▶ _WHAT IS REQUIRED_
Retype the material below. Keep every word exactly as it is.

•••

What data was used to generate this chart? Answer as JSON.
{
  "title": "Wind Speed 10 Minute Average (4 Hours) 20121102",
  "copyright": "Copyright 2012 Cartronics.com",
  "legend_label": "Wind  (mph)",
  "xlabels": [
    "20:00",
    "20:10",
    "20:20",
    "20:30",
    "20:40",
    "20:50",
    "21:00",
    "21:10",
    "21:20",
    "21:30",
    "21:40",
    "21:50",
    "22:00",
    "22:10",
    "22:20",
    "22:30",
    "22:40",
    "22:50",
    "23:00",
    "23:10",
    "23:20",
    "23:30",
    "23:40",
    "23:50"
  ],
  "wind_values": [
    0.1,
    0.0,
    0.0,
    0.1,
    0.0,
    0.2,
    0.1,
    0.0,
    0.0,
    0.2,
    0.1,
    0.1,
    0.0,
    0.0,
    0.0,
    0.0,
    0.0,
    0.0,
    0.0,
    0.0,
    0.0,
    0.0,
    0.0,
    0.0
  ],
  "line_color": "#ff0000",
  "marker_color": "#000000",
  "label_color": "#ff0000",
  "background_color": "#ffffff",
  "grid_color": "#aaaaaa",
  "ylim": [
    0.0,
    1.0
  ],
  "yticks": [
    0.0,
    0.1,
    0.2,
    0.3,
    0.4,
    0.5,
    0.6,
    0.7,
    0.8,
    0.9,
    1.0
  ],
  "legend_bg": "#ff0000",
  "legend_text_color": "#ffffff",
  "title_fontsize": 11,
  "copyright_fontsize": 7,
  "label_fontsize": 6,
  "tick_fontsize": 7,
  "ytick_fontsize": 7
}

•••

▶ _EXERCISE ANSWER_
What data was used to generate this chart? Answer as JSON.
{
  "title": "Wind Speed 10 Minute Average (4 Hours) 20121102",
  "copyright": "Copyright 2012 Cartronics.com",
  "legend_label": "Wind  (mph)",
  "xlabels": [
    "20:00",
    "20:10",
    "20:20",
    "20:30",
    "20:40",
    "20:50",
    "21:00",
    "21:10",
    "21:20",
    "21:30",
    "21:40",
    "21:50",
    "22:00",
    "22:10",
    "22:20",
    "22:30",
    "22:40",
    "22:50",
    "23:00",
    "23:10",
    "23:20",
    "23:30",
    "23:40",
    "23:50"
  ],
  "wind_values": [
    0.1,
    0.0,
    0.0,
    0.1,
    0.0,
    0.2,
    0.1,
    0.0,
    0.0,
    0.2,
    0.1,
    0.1,
    0.0,
    0.0,
    0.0,
    0.0,
    0.0,
    0.0,
    0.0,
    0.0,
    0.0,
    0.0,
    0.0,
    0.0
  ],
  "line_color": "#ff0000",
  "marker_color": "#000000",
  "label_color": "#ff0000",
  "background_color": "#ffffff",
  "grid_color": "#aaaaaa",
  "ylim": [
    0.0,
    1.0
  ],
  "yticks": [
    0.0,
    0.1,
    0.2,
    0.3,
    0.4,
    0.5,
    0.6,
    0.7,
    0.8,
    0.9,
    1.0
  ],
  "legend_bg": "#ff0000",
  "legend_text_color": "#ffffff",
  "title_fontsize": 11,
  "copyright_fontsize": 7,
  "label_fontsize": 6,
  "tick_fontsize": 7,
  "ytick_fontsize": 7
}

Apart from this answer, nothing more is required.